INPUT MATERIAL:

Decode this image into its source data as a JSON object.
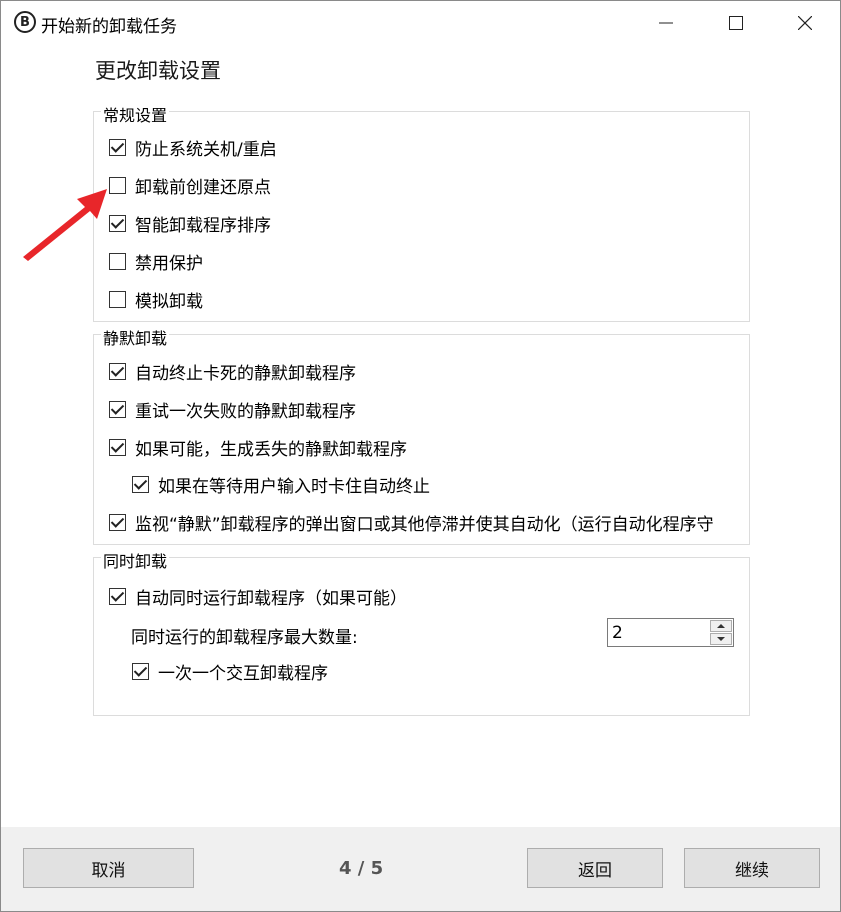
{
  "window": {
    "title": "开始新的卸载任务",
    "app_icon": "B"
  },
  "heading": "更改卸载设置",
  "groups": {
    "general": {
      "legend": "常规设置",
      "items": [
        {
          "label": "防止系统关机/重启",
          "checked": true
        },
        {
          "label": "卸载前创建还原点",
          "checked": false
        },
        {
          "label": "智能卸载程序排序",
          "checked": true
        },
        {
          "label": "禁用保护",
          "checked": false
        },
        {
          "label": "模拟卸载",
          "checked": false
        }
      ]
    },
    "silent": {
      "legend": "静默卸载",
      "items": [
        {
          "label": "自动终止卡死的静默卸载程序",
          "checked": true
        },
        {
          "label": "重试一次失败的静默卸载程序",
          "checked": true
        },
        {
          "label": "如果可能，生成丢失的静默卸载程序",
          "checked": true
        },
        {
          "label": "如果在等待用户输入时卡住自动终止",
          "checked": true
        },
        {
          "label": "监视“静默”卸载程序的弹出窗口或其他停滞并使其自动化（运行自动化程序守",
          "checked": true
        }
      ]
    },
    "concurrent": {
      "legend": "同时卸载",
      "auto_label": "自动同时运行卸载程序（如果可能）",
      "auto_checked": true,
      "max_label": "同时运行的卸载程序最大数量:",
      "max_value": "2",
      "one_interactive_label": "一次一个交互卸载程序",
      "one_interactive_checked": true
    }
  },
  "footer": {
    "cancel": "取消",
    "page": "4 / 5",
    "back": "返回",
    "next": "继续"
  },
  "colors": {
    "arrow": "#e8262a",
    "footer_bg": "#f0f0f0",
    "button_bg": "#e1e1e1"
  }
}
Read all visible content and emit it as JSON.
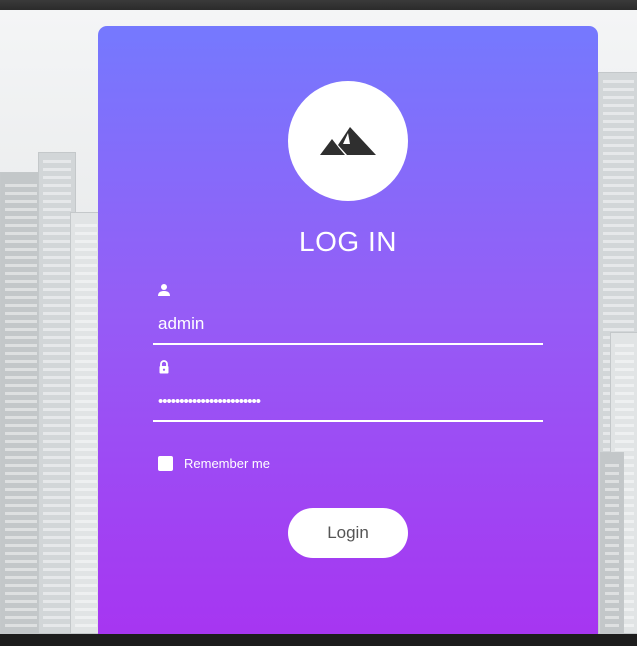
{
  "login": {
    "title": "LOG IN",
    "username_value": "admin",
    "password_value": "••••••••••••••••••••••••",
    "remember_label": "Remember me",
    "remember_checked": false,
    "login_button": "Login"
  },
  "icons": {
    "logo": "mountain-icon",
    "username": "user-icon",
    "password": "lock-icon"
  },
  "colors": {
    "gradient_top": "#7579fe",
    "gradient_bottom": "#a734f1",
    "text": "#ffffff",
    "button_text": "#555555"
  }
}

PROBLEM: Copy everything in the records above except the pictures, exactly as written.

ANSWER FOR THIS EXERCISE:
Decode this image into its source data as a JSON object.
{
  "window": {
    "title": "开始新的卸载任务",
    "app_icon": "B"
  },
  "heading": "更改卸载设置",
  "groups": {
    "general": {
      "legend": "常规设置",
      "items": [
        {
          "label": "防止系统关机/重启",
          "checked": true
        },
        {
          "label": "卸载前创建还原点",
          "checked": false
        },
        {
          "label": "智能卸载程序排序",
          "checked": true
        },
        {
          "label": "禁用保护",
          "checked": false
        },
        {
          "label": "模拟卸载",
          "checked": false
        }
      ]
    },
    "silent": {
      "legend": "静默卸载",
      "items": [
        {
          "label": "自动终止卡死的静默卸载程序",
          "checked": true
        },
        {
          "label": "重试一次失败的静默卸载程序",
          "checked": true
        },
        {
          "label": "如果可能，生成丢失的静默卸载程序",
          "checked": true
        },
        {
          "label": "如果在等待用户输入时卡住自动终止",
          "checked": true
        },
        {
          "label": "监视“静默”卸载程序的弹出窗口或其他停滞并使其自动化（运行自动化程序守",
          "checked": true
        }
      ]
    },
    "concurrent": {
      "legend": "同时卸载",
      "auto_label": "自动同时运行卸载程序（如果可能）",
      "auto_checked": true,
      "max_label": "同时运行的卸载程序最大数量:",
      "max_value": "2",
      "one_interactive_label": "一次一个交互卸载程序",
      "one_interactive_checked": true
    }
  },
  "footer": {
    "cancel": "取消",
    "page": "4 / 5",
    "back": "返回",
    "next": "继续"
  },
  "colors": {
    "arrow": "#e8262a",
    "footer_bg": "#f0f0f0",
    "button_bg": "#e1e1e1"
  }
}
Read all visible content and emit it as JSON.
{
  "login": {
    "title": "LOG IN",
    "username_value": "admin",
    "password_value": "••••••••••••••••••••••••",
    "remember_label": "Remember me",
    "remember_checked": false,
    "login_button": "Login"
  },
  "icons": {
    "logo": "mountain-icon",
    "username": "user-icon",
    "password": "lock-icon"
  },
  "colors": {
    "gradient_top": "#7579fe",
    "gradient_bottom": "#a734f1",
    "text": "#ffffff",
    "button_text": "#555555"
  }
}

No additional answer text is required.